(Assignment) Read through the data, and wherever a line holds the word "plastic", write that line out.

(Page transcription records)
·····

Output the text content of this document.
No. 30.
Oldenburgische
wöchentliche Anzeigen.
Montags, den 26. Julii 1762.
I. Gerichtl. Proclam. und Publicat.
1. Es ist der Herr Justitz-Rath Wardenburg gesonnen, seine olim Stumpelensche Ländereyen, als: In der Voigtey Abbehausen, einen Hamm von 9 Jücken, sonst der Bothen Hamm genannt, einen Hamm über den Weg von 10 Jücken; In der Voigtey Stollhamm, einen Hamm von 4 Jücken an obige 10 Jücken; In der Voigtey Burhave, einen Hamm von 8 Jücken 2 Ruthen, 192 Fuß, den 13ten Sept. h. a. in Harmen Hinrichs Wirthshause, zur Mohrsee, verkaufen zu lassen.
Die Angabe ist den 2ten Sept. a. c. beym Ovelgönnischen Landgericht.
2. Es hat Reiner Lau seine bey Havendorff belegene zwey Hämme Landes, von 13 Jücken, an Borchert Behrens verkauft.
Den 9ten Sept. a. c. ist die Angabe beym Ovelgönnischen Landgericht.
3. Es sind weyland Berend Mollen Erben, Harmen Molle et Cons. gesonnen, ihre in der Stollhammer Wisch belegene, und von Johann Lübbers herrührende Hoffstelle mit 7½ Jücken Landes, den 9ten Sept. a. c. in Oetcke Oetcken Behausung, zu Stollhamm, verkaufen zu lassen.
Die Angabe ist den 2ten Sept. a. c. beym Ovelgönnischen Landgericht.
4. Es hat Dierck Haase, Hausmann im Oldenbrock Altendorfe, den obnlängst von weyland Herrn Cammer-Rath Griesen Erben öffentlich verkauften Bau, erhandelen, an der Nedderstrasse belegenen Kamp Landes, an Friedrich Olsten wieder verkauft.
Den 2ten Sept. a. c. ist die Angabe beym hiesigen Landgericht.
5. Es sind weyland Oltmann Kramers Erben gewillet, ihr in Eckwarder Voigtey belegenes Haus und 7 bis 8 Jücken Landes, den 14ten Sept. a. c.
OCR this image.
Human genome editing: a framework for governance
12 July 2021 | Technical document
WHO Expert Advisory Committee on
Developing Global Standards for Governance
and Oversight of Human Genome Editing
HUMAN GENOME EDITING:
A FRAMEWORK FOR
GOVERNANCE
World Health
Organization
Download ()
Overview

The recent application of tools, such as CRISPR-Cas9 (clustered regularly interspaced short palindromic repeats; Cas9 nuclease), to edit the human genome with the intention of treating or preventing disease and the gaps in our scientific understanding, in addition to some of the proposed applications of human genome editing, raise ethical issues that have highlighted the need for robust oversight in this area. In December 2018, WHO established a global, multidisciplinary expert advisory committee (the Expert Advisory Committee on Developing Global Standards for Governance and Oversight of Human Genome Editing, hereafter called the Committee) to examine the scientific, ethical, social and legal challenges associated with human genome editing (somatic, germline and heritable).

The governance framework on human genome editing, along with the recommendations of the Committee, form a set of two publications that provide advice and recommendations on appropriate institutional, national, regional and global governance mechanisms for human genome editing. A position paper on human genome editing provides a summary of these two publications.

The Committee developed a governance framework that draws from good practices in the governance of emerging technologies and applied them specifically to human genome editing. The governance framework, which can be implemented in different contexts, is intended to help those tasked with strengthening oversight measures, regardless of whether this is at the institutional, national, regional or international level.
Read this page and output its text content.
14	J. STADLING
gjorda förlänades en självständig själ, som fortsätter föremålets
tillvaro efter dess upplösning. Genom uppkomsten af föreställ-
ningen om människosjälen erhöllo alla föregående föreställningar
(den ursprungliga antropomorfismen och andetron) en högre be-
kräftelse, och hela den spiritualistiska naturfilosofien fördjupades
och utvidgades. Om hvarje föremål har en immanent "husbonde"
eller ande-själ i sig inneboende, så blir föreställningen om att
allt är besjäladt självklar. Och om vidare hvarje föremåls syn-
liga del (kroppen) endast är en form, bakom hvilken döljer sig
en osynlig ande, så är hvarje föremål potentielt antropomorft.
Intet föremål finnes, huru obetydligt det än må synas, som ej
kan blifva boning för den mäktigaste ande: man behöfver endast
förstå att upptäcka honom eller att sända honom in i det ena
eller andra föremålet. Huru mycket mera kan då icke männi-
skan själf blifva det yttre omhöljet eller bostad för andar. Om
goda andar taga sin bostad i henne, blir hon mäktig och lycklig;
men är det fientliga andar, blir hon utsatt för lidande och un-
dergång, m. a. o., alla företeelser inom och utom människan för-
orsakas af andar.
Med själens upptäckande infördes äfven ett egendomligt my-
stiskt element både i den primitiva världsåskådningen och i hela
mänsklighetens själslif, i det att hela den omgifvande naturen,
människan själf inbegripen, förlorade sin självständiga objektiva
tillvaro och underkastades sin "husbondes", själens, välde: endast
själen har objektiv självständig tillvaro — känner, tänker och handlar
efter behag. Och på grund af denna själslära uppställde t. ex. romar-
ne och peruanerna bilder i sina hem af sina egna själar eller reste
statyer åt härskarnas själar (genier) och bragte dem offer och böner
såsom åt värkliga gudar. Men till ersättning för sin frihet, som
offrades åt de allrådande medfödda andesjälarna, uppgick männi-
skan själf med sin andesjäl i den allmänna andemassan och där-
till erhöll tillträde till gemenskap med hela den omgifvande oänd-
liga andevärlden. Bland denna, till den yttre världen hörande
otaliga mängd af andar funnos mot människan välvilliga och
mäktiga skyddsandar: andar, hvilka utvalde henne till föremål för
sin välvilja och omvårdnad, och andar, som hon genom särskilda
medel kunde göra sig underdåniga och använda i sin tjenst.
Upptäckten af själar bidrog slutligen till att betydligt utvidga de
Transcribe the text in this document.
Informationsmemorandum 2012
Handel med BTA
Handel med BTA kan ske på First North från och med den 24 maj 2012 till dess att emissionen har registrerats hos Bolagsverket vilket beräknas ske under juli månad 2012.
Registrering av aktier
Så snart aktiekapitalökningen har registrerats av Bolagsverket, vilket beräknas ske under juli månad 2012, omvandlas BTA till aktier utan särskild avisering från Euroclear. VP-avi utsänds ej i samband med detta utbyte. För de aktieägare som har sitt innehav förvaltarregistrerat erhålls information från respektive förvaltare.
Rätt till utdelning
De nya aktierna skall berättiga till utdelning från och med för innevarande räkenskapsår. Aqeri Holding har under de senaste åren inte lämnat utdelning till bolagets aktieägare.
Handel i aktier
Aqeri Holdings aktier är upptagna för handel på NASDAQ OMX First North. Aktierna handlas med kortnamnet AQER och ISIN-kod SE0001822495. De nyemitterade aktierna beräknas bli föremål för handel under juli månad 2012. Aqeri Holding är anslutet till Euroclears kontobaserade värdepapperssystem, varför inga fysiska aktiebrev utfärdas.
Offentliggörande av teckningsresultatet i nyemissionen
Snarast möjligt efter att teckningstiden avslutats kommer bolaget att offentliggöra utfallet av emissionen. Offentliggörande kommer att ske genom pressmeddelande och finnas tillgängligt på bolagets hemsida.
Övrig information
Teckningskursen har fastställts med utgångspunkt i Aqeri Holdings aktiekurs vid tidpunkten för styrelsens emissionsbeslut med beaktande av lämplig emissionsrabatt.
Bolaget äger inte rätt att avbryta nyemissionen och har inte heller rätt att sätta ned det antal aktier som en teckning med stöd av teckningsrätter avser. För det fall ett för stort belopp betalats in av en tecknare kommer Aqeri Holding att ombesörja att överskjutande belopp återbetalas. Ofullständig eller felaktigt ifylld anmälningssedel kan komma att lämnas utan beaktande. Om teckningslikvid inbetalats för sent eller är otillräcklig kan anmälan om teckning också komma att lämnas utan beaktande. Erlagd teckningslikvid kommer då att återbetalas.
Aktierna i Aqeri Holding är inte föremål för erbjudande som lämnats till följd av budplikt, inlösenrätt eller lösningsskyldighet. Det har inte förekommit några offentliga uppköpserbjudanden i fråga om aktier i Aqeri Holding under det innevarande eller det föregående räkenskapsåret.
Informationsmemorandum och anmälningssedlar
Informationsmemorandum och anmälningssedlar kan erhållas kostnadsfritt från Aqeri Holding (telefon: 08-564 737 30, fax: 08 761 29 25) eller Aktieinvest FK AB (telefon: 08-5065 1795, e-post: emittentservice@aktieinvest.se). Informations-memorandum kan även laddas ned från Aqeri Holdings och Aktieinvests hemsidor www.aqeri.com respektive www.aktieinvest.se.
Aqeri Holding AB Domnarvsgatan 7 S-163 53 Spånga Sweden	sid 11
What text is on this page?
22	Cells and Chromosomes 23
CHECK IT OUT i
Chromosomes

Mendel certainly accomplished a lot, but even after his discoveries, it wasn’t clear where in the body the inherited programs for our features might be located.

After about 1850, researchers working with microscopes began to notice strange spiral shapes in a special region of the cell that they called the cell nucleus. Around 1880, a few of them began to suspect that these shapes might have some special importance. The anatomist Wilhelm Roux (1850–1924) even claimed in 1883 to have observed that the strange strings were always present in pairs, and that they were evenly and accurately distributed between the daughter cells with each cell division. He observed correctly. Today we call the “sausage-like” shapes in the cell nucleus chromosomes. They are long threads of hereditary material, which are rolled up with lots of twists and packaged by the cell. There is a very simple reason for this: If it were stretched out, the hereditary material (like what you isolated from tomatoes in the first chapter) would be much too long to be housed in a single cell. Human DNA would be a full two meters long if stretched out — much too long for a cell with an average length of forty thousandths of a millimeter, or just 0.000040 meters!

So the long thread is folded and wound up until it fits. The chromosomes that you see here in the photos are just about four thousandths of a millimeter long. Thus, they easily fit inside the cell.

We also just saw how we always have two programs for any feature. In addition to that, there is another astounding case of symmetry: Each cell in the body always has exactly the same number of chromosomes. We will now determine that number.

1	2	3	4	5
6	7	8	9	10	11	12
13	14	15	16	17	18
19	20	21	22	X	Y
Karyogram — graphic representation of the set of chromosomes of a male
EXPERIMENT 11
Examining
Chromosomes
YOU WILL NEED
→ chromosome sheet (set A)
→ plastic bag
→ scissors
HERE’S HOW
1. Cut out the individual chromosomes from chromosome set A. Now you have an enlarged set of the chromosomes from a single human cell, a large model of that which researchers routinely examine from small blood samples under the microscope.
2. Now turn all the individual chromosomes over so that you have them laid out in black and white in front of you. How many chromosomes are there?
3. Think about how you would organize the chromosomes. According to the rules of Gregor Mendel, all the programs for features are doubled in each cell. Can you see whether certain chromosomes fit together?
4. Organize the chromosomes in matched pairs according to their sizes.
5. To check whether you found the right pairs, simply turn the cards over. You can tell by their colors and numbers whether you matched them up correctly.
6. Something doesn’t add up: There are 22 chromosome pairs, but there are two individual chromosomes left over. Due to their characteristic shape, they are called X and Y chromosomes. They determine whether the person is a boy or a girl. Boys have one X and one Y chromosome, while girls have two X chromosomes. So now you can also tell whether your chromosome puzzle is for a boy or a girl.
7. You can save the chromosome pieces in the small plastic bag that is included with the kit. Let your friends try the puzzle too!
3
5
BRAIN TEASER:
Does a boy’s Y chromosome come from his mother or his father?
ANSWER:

·····

(Response box)
→ plastic bag
7. You can save the chromosome pieces in the small plastic bag that is included with the kit. Let your friends try the puzzle too!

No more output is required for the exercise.